#### [PROMPT]
Lines that hold the word "thực" should be located and copied.

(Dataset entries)
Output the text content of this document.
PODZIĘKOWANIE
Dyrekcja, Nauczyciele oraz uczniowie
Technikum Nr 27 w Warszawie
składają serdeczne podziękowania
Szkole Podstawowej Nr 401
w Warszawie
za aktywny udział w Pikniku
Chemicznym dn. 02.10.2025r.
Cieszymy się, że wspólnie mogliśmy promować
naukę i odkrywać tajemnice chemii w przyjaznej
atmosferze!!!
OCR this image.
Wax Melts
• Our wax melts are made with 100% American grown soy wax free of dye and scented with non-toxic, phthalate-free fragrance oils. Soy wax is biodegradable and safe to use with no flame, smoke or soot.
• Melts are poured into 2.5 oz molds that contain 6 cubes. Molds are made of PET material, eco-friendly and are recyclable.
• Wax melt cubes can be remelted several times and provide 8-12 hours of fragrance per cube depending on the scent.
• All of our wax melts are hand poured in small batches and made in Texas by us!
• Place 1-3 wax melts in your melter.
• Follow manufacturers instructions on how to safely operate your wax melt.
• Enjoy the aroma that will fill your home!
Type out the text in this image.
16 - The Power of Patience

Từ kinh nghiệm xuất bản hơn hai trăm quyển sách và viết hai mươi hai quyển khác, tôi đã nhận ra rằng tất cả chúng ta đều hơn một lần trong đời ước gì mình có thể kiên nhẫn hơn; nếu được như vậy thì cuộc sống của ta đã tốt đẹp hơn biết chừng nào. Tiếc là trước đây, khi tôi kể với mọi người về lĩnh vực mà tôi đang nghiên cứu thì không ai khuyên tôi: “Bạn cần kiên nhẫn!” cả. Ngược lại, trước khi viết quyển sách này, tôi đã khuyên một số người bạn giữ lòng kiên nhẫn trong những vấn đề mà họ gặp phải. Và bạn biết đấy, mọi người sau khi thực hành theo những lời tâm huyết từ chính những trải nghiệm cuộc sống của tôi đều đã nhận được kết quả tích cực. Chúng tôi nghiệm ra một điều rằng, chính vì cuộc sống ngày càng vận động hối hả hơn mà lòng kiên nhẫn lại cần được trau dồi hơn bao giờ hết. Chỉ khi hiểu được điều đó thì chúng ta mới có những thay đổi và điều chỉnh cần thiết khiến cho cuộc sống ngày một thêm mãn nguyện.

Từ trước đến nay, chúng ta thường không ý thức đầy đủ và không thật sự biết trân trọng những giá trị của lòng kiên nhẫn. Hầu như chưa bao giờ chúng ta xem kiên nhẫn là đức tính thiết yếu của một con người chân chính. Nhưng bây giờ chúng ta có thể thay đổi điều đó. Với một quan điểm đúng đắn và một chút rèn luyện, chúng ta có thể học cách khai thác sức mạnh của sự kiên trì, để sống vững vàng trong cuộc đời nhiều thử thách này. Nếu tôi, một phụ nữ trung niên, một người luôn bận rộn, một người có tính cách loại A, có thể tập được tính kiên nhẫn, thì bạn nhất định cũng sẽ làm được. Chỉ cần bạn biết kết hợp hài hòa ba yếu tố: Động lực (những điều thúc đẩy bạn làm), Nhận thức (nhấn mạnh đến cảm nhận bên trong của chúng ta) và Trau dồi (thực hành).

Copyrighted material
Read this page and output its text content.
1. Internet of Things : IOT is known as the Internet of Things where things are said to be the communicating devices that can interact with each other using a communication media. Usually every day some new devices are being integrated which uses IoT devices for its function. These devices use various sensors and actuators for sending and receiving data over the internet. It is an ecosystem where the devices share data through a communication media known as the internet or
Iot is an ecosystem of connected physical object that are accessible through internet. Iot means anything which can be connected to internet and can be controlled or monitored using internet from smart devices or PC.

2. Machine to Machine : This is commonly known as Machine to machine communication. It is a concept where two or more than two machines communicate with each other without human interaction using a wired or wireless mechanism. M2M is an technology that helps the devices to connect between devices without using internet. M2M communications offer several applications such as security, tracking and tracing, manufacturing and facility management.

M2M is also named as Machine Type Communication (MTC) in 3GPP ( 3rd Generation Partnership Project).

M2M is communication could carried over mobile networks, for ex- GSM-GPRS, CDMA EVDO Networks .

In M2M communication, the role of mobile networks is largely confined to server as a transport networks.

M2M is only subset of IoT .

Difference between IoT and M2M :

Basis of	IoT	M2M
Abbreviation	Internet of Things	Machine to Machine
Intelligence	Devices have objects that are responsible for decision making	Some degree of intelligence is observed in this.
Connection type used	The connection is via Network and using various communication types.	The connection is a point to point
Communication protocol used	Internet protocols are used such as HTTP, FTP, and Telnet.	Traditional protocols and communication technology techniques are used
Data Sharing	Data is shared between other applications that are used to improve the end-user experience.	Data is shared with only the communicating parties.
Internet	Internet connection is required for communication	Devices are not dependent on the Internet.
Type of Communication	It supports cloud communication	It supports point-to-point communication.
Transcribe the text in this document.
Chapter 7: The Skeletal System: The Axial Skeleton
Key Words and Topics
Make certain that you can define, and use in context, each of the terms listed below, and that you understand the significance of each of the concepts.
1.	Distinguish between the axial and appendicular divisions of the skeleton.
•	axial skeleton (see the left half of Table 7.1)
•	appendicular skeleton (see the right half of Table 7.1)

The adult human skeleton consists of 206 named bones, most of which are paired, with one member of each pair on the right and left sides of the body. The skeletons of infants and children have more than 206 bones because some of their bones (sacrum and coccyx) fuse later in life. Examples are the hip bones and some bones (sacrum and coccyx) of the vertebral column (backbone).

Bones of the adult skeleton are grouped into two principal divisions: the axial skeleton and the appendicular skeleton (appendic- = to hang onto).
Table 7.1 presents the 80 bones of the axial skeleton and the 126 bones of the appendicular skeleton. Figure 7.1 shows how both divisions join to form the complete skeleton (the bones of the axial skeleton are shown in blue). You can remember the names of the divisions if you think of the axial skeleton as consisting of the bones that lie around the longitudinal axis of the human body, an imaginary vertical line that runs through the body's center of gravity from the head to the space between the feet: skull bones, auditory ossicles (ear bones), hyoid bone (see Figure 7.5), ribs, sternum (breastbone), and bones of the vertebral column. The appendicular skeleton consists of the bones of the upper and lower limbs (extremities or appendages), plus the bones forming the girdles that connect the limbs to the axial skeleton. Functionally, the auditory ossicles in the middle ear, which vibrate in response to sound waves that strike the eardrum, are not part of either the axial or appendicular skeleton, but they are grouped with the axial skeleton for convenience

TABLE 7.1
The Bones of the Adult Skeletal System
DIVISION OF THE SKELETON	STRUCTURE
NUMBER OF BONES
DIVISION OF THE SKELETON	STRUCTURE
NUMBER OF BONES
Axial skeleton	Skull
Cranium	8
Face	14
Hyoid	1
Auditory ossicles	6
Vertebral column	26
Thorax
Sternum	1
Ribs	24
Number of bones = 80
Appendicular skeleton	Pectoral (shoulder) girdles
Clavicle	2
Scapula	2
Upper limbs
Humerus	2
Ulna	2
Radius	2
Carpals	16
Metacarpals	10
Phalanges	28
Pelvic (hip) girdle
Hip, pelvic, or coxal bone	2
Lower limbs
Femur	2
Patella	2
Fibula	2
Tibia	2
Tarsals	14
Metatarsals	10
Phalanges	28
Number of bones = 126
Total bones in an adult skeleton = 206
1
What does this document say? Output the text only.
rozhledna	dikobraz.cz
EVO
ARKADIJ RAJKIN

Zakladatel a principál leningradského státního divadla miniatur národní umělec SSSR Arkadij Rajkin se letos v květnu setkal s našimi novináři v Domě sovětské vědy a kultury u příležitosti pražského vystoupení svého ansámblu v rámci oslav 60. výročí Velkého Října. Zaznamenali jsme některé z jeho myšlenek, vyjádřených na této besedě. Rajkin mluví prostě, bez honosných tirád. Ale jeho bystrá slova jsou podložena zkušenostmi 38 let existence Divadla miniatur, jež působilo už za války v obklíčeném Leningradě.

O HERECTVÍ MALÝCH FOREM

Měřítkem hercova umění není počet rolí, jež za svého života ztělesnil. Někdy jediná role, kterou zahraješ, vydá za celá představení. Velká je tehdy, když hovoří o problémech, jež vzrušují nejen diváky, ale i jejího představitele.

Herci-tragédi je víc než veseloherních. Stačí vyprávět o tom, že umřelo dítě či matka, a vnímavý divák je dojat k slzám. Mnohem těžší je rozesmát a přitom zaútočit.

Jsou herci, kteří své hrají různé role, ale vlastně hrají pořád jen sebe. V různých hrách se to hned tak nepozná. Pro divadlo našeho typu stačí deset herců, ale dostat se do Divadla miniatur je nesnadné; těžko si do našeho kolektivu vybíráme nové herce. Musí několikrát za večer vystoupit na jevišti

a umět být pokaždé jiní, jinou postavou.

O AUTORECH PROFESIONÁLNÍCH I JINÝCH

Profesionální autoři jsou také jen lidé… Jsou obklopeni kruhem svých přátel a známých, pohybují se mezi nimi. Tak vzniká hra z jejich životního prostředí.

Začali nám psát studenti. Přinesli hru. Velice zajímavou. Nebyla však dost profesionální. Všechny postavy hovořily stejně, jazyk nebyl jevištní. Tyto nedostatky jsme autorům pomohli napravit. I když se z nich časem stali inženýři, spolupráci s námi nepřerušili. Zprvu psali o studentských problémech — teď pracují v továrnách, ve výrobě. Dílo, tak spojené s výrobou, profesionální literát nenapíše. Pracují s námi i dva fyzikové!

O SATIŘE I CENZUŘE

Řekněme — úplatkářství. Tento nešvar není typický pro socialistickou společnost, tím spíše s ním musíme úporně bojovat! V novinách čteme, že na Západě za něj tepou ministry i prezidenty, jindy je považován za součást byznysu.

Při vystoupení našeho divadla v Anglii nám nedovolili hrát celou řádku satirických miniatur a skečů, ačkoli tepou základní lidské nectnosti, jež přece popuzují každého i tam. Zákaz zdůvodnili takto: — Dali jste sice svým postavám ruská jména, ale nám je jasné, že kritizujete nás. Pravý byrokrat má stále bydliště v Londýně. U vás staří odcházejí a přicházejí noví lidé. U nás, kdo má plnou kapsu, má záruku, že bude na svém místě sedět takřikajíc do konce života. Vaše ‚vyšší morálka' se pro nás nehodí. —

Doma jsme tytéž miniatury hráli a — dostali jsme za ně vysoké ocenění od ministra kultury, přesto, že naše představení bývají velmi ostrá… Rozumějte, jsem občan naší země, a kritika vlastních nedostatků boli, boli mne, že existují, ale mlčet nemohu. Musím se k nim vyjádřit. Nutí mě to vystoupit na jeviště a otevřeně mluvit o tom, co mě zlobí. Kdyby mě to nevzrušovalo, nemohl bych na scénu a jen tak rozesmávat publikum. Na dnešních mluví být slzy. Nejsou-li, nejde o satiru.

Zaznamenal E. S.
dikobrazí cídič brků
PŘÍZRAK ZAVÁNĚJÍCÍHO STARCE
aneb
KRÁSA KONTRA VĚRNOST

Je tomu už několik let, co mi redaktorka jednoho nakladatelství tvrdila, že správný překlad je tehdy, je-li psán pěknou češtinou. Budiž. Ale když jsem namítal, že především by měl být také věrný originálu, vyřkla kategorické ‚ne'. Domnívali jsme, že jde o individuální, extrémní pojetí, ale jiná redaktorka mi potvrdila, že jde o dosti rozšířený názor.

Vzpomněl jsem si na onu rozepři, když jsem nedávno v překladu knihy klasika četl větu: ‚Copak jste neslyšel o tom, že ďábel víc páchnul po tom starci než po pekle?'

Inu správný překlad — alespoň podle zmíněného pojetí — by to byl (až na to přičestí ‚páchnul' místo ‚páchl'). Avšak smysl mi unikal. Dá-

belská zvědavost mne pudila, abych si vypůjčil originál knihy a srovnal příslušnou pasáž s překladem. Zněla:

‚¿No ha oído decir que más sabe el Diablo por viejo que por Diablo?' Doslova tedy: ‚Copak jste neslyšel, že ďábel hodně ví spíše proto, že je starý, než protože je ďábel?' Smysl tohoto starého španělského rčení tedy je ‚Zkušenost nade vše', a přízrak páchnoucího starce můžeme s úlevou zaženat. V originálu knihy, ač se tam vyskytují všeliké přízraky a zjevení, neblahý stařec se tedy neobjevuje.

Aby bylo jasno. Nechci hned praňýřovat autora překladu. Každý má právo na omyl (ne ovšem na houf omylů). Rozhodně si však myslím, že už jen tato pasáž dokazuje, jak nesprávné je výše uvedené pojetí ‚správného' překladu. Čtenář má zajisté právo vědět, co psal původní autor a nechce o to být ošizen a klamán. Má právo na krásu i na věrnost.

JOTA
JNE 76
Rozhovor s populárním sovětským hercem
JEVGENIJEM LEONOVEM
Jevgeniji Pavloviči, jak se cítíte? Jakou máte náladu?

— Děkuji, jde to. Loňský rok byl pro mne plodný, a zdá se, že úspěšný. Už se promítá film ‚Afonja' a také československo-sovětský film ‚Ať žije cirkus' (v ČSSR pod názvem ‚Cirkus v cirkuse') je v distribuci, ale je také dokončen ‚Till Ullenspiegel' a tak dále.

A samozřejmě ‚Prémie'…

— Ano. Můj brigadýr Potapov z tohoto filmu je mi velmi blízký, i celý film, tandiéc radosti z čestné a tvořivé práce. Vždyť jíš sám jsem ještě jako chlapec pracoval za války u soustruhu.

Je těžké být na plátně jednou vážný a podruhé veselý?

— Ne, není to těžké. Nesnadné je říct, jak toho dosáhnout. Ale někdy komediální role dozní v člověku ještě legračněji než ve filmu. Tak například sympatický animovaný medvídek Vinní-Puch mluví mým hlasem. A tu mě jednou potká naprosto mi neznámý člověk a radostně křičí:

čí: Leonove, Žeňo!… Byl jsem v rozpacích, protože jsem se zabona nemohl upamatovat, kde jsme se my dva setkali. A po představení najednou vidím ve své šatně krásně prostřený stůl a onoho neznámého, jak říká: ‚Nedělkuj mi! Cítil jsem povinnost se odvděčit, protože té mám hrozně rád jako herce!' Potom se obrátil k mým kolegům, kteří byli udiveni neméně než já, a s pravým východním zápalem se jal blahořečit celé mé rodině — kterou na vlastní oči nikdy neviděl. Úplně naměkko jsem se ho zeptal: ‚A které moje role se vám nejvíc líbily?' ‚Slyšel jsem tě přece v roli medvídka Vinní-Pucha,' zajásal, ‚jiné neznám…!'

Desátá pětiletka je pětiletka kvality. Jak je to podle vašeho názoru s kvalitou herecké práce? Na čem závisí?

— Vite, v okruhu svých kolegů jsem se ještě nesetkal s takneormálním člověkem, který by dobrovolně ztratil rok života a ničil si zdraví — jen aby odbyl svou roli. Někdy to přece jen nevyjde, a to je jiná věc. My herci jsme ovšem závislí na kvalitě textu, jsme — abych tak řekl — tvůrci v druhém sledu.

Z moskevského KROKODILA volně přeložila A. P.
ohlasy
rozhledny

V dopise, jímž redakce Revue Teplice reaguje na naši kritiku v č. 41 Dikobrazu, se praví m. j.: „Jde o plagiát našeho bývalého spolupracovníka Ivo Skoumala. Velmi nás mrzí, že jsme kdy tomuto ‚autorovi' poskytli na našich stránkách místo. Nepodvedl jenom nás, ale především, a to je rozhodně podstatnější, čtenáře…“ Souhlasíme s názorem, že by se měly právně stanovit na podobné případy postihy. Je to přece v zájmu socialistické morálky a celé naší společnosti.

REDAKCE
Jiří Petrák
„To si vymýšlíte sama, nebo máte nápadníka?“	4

#### [TASK OUTPUT]
Từ kinh nghiệm xuất bản hơn hai trăm quyển sách và viết hai mươi hai quyển khác, tôi đã nhận ra rằng tất cả chúng ta đều hơn một lần trong đời ước gì mình có thể kiên nhẫn hơn; nếu được như vậy thì cuộc sống của ta đã tốt đẹp hơn biết chừng nào. Tiếc là trước đây, khi tôi kể với mọi người về lĩnh vực mà tôi đang nghiên cứu thì không ai khuyên tôi: “Bạn cần kiên nhẫn!” cả. Ngược lại, trước khi viết quyển sách này, tôi đã khuyên một số người bạn giữ lòng kiên nhẫn trong những vấn đề mà họ gặp phải. Và bạn biết đấy, mọi người sau khi thực hành theo những lời tâm huyết từ chính những trải nghiệm cuộc sống của tôi đều đã nhận được kết quả tích cực. Chúng tôi nghiệm ra một điều rằng, chính vì cuộc sống ngày càng vận động hối hả hơn mà lòng kiên nhẫn lại cần được trau dồi hơn bao giờ hết. Chỉ khi hiểu được điều đó thì chúng ta mới có những thay đổi và điều chỉnh cần thiết khiến cho cuộc sống ngày một thêm mãn nguyện.
Từ trước đến nay, chúng ta thường không ý thức đầy đủ và không thật sự biết trân trọng những giá trị của lòng kiên nhẫn. Hầu như chưa bao giờ chúng ta xem kiên nhẫn là đức tính thiết yếu của một con người chân chính. Nhưng bây giờ chúng ta có thể thay đổi điều đó. Với một quan điểm đúng đắn và một chút rèn luyện, chúng ta có thể học cách khai thác sức mạnh của sự kiên trì, để sống vững vàng trong cuộc đời nhiều thử thách này. Nếu tôi, một phụ nữ trung niên, một người luôn bận rộn, một người có tính cách loại A, có thể tập được tính kiên nhẫn, thì bạn nhất định cũng sẽ làm được. Chỉ cần bạn biết kết hợp hài hòa ba yếu tố: Động lực (những điều thúc đẩy bạn làm), Nhận thức (nhấn mạnh đến cảm nhận bên trong của chúng ta) và Trau dồi (thực hành).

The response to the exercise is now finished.